:: Supplied passage ::
+-------+
Questions for Authors 1: Handling Multiple Directions in Manifold Construction: Indeed, our manifold is established based on the semantic direction $\mathbf{S}$ and Jacobian matrix $\mathbf{J}$ . The Jacobian matrix $\mathbf{J}$ is defined by excessive sampling in the latent space. However, we effectively employed the gradients of the generator to obtain $\mathbf{J}$ , following (Ramesh et al., 2018) of our manuscript; this avoids the excessive sampling procedure. Our manipulation inversion requires sampling $\mathbf{v}$ when calculating the loss of Equation (1) in our manuscript, which is intractable. We thus propose the VAT strategy, by choosing the worst-case $\mathbf{v}^*$ . The worst-case $\mathbf{v}^*$ can also be effectively solved by power iteration on the Hessian of $\psi$ , i.e., (Golub & der Vorst, 2000) of our manuscript. We also provide our detailed pipeline in the newly added Algorithm 1.
+-------+
Bounding-box annotations

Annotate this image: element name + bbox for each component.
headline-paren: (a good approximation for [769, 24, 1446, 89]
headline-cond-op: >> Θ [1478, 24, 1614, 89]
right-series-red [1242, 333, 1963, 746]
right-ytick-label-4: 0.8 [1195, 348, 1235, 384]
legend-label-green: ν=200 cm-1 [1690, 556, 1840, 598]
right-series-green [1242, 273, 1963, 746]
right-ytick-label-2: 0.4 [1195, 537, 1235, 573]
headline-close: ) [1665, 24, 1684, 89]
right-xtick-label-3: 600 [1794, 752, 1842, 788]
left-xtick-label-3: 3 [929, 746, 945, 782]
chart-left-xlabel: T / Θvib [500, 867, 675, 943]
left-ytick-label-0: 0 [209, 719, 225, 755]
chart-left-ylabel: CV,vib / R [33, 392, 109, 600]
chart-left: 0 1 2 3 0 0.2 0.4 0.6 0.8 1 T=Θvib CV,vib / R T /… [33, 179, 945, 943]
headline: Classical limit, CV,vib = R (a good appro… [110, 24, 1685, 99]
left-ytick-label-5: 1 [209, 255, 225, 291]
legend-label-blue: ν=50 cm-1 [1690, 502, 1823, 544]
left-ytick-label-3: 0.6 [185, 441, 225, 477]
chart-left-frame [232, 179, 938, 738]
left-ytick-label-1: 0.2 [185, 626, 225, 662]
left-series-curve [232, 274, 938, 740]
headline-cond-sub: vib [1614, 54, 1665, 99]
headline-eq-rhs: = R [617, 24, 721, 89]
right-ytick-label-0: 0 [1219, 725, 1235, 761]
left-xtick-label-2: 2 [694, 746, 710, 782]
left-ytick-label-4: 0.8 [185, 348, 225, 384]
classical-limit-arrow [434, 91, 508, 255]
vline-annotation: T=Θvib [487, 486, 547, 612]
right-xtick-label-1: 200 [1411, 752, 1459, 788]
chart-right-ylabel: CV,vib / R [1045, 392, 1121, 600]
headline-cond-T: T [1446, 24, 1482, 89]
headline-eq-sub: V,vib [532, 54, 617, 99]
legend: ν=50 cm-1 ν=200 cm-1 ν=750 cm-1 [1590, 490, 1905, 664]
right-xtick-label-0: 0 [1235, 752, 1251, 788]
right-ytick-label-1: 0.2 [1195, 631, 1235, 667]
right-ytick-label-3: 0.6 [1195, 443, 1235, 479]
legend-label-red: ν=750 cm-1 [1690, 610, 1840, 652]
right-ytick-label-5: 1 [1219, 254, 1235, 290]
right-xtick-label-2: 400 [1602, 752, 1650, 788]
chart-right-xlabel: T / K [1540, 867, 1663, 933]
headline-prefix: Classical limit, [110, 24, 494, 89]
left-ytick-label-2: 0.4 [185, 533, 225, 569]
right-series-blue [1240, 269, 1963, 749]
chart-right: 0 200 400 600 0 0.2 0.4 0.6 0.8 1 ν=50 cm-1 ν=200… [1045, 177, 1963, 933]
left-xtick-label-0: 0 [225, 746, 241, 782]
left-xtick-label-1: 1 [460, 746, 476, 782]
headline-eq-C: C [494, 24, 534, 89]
+-------+
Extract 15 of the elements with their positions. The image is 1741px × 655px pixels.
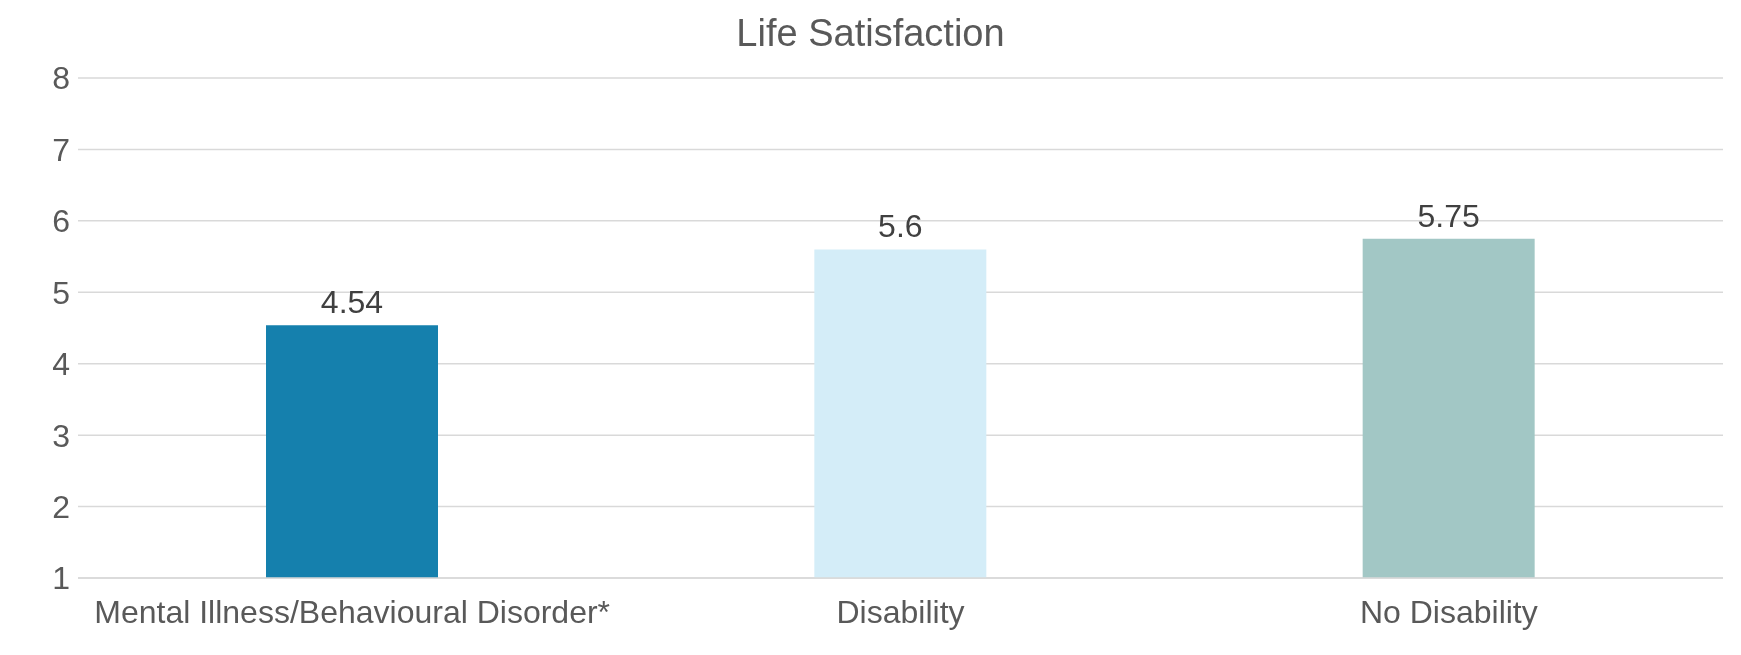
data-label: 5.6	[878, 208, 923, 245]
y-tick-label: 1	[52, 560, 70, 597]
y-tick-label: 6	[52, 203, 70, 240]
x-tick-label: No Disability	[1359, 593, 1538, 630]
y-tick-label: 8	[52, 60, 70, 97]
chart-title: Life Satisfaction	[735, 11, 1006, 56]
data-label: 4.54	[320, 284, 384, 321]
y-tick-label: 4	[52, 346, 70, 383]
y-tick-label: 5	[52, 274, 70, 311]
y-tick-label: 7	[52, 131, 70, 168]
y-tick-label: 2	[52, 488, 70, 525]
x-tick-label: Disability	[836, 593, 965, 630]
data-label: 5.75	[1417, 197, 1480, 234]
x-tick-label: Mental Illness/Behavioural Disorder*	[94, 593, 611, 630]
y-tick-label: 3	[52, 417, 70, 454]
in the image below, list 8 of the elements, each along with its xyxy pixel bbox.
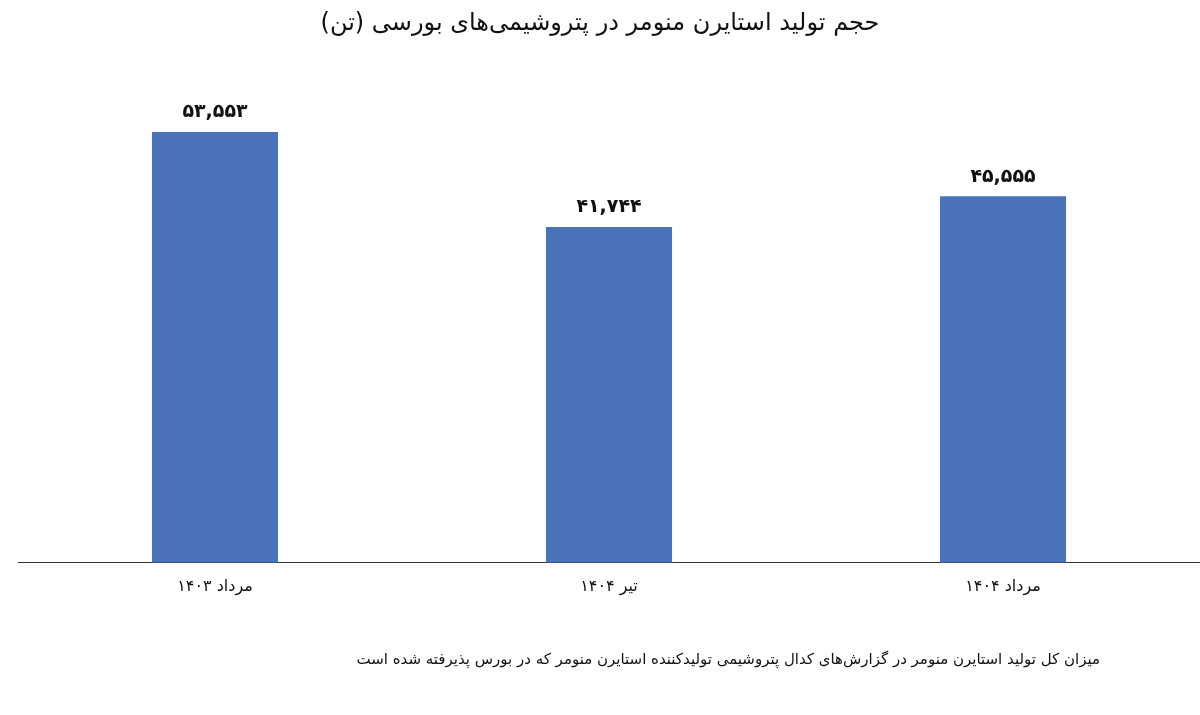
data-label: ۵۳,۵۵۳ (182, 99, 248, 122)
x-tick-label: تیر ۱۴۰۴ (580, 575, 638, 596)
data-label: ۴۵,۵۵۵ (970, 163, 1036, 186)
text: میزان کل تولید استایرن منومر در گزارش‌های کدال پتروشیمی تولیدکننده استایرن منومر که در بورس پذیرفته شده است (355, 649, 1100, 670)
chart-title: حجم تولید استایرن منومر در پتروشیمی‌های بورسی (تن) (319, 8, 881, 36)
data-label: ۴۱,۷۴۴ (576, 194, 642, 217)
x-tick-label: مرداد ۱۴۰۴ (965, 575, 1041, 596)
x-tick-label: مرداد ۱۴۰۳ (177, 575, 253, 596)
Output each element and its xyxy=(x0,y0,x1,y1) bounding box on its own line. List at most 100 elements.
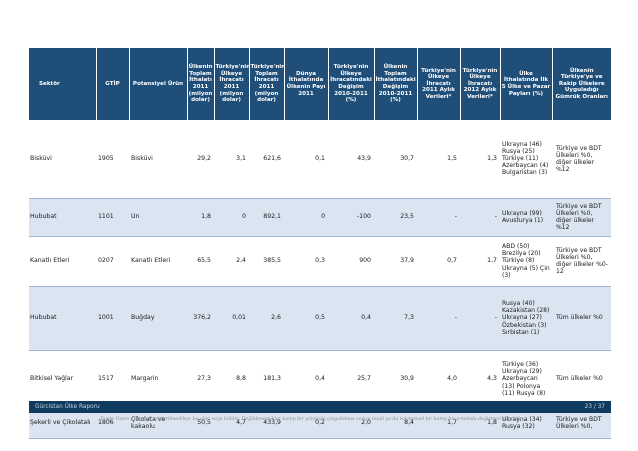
+-------+
:: Objective ::
Copy the author response on manifold construction word for word, reproducing every sentence and formula. The data above is not required here.

:: Written reply ::
Questions for Authors 1: Handling Multiple Directions in Manifold Construction: Indeed, our manifold is established based on the semantic direction $\mathbf{S}$ and Jacobian matrix $\mathbf{J}$ . The Jacobian matrix $\mathbf{J}$ is defined by excessive sampling in the latent space. However, we effectively employed the gradients of the generator to obtain $\mathbf{J}$ , following (Ramesh et al., 2018) of our manuscript; this avoids the excessive sampling procedure. Our manipulation inversion requires sampling $\mathbf{v}$ when calculating the loss of Equation (1) in our manuscript, which is intractable. We thus propose the VAT strategy, by choosing the worst-case $\mathbf{v}^*$ . The worst-case $\mathbf{v}^*$ can also be effectively solved by power iteration on the Hessian of $\psi$ , i.e., (Golub & der Vorst, 2000) of our manuscript. We also provide our detailed pipeline in the newly added Algorithm 1.